> **YOUR OBJECTIVE**
Tally the lines that include "cover". Output the number only.
* * *
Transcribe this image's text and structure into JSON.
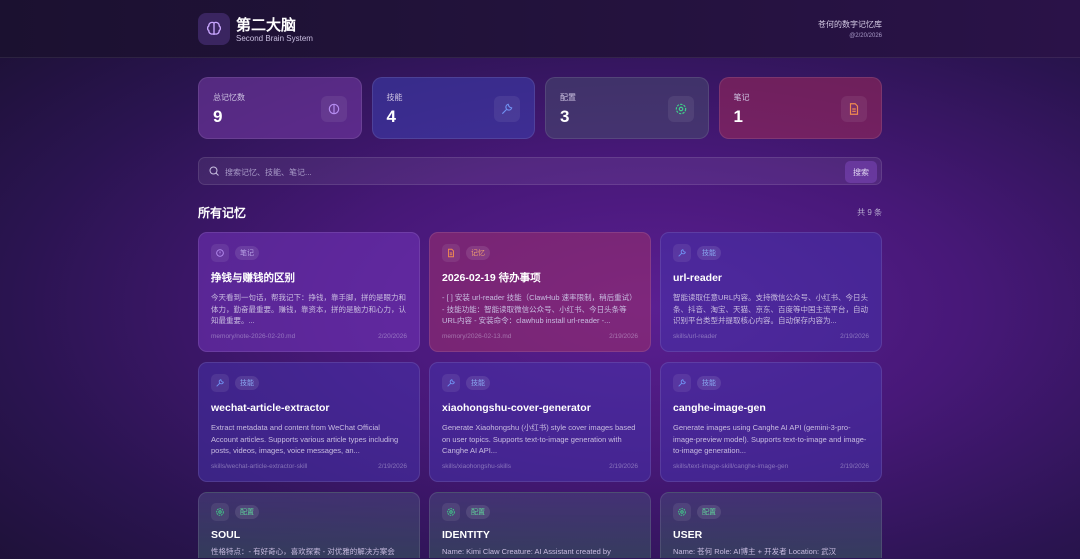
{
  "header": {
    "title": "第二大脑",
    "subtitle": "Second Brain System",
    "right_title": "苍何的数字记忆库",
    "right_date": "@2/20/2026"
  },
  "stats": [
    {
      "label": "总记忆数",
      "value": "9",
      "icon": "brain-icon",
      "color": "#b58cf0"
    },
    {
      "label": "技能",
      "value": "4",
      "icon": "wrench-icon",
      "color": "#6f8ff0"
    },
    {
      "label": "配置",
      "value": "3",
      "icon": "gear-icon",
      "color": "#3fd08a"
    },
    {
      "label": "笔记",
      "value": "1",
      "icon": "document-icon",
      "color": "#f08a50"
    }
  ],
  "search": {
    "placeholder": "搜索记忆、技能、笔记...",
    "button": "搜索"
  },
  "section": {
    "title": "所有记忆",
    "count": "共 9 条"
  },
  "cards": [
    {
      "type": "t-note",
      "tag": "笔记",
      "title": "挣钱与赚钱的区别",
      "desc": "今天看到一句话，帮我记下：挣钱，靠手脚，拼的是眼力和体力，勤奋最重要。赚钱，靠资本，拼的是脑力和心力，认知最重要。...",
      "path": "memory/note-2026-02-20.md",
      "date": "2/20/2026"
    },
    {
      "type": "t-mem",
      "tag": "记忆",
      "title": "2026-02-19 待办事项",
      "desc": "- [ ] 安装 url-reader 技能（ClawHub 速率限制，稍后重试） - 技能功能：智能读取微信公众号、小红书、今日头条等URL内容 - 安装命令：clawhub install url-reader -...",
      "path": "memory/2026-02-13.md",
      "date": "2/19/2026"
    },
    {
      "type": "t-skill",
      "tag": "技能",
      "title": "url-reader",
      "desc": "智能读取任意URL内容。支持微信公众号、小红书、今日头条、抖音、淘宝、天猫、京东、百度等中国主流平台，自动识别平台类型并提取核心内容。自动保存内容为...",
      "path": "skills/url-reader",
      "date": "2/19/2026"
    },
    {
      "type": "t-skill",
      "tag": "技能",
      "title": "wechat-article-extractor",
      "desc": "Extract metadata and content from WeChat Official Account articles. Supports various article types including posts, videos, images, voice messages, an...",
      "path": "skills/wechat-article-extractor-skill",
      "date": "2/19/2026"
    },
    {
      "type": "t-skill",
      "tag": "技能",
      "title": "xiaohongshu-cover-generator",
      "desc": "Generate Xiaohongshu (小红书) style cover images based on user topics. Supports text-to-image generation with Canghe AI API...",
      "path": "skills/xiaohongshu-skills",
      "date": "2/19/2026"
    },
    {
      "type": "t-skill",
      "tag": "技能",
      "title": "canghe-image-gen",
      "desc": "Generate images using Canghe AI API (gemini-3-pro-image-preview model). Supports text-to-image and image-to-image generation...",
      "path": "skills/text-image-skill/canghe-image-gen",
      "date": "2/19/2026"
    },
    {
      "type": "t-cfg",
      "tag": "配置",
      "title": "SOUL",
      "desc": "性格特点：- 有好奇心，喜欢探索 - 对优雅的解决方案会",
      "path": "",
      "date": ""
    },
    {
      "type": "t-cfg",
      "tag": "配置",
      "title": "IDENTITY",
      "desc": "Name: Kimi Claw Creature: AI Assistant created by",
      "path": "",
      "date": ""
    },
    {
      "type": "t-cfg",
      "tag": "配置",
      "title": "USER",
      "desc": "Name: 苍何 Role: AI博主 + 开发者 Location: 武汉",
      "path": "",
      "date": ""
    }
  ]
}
* * *
> **TASK RESPONSE**
2